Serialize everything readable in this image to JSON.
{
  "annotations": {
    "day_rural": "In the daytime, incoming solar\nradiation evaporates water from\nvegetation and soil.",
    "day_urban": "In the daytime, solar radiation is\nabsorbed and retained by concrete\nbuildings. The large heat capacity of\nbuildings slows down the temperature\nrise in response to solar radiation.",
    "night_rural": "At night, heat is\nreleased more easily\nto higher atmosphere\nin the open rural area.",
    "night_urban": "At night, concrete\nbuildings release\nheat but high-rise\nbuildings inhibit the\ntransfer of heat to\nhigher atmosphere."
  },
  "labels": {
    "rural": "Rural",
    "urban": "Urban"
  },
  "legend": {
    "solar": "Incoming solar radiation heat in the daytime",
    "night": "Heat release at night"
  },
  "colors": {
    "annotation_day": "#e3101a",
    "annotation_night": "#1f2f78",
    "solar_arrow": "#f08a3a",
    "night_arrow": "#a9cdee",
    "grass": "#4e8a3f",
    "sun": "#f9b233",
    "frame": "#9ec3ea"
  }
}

◆ **GOAL**: Write the data out again in full and exactly.

◆ **ANSWER TO THIS TASK**:
Serialize everything readable in this image to JSON.
{
  "annotations": {
    "day_rural": "In the daytime, incoming solar\nradiation evaporates water from\nvegetation and soil.",
    "day_urban": "In the daytime, solar radiation is\nabsorbed and retained by concrete\nbuildings. The large heat capacity of\nbuildings slows down the temperature\nrise in response to solar radiation.",
    "night_rural": "At night, heat is\nreleased more easily\nto higher atmosphere\nin the open rural area.",
    "night_urban": "At night, concrete\nbuildings release\nheat but high-rise\nbuildings inhibit the\ntransfer of heat to\nhigher atmosphere."
  },
  "labels": {
    "rural": "Rural",
    "urban": "Urban"
  },
  "legend": {
    "solar": "Incoming solar radiation heat in the daytime",
    "night": "Heat release at night"
  },
  "colors": {
    "annotation_day": "#e3101a",
    "annotation_night": "#1f2f78",
    "solar_arrow": "#f08a3a",
    "night_arrow": "#a9cdee",
    "grass": "#4e8a3f",
    "sun": "#f9b233",
    "frame": "#9ec3ea"
  }
}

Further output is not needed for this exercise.